Instructions for the task: Reply with one number: the count of lines in the records below that hold "Российской".

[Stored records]
•••

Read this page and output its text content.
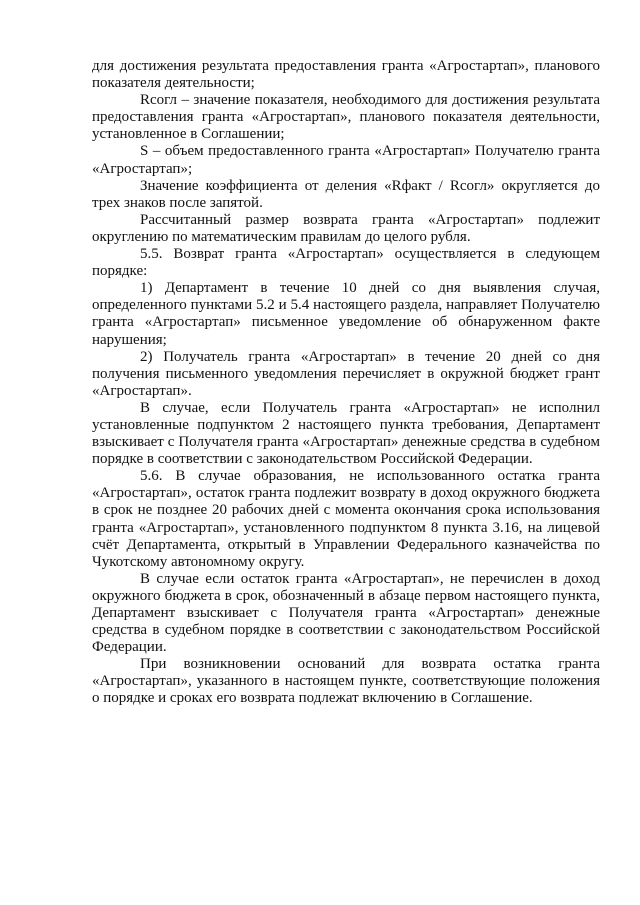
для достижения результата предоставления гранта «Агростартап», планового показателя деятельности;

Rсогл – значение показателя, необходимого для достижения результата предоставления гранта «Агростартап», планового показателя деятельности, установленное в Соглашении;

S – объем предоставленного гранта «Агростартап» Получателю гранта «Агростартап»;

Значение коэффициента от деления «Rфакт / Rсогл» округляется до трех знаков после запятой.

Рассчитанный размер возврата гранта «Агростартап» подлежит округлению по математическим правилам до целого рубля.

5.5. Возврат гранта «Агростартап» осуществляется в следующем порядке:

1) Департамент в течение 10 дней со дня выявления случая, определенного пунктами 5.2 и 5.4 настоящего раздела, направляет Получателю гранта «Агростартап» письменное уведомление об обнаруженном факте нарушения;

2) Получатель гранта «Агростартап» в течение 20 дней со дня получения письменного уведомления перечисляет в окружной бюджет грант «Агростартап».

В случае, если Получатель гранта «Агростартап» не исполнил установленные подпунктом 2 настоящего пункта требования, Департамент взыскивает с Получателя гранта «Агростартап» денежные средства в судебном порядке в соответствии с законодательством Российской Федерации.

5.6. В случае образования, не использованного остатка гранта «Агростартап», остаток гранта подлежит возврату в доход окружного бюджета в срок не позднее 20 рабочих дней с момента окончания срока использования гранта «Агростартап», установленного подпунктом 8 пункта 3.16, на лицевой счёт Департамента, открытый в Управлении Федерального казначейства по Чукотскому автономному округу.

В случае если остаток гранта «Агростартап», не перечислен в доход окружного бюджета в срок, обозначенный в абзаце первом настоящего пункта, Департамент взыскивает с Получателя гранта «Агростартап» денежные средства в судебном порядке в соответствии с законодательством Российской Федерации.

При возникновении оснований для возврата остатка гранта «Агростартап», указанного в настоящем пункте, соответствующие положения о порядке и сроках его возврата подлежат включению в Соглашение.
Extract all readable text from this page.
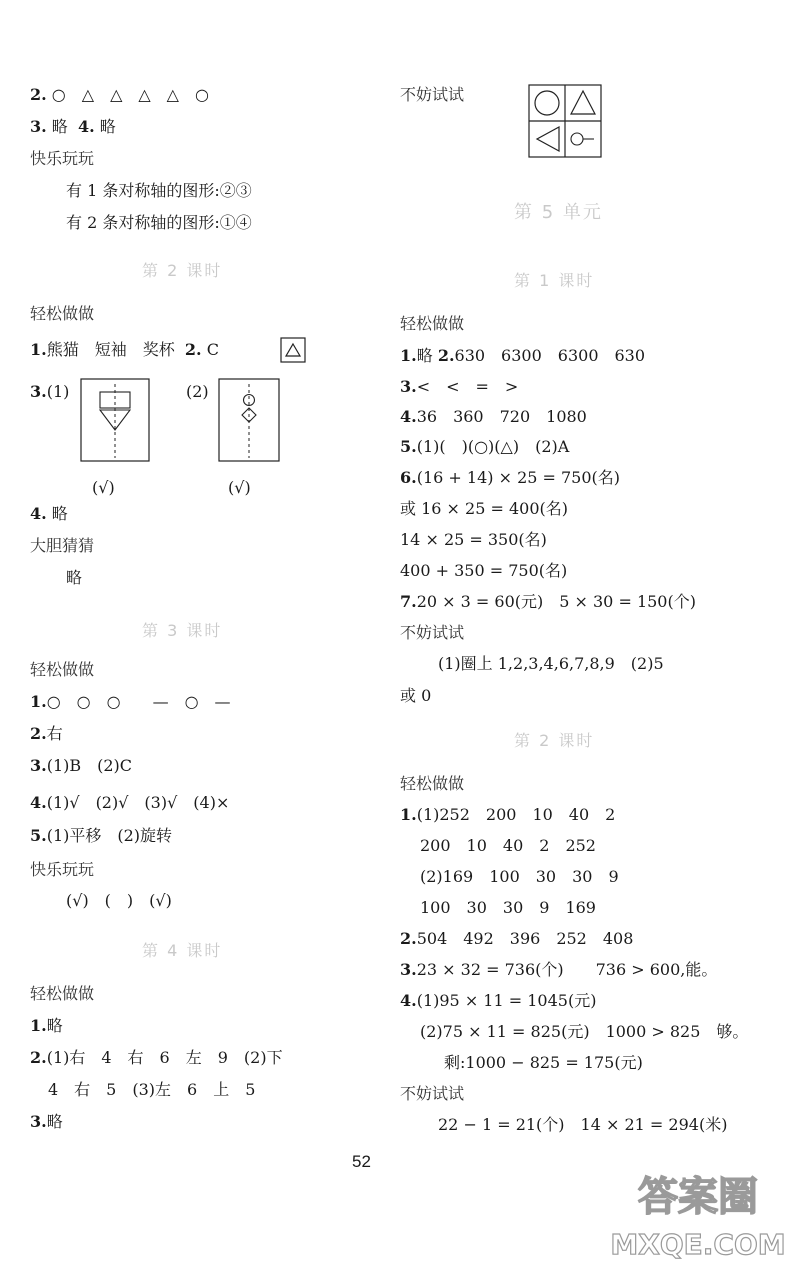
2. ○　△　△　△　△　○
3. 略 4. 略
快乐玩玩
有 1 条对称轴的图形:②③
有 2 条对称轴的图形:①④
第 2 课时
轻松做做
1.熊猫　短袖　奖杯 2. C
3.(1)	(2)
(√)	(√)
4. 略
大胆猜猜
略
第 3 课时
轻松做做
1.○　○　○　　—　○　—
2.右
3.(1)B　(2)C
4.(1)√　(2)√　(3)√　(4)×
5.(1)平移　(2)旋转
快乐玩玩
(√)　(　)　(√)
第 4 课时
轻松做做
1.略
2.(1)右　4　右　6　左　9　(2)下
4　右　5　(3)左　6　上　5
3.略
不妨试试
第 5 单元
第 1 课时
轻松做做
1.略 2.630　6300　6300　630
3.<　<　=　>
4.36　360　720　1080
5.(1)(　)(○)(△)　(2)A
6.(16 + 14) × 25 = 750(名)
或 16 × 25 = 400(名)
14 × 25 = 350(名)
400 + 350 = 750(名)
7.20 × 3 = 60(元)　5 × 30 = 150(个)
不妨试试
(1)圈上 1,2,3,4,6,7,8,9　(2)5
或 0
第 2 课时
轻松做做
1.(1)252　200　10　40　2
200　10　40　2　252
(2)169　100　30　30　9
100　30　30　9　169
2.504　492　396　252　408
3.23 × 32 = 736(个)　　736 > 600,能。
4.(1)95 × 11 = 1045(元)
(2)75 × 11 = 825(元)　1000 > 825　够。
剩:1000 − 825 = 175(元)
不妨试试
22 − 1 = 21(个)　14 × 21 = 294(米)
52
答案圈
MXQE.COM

•••

The output: 2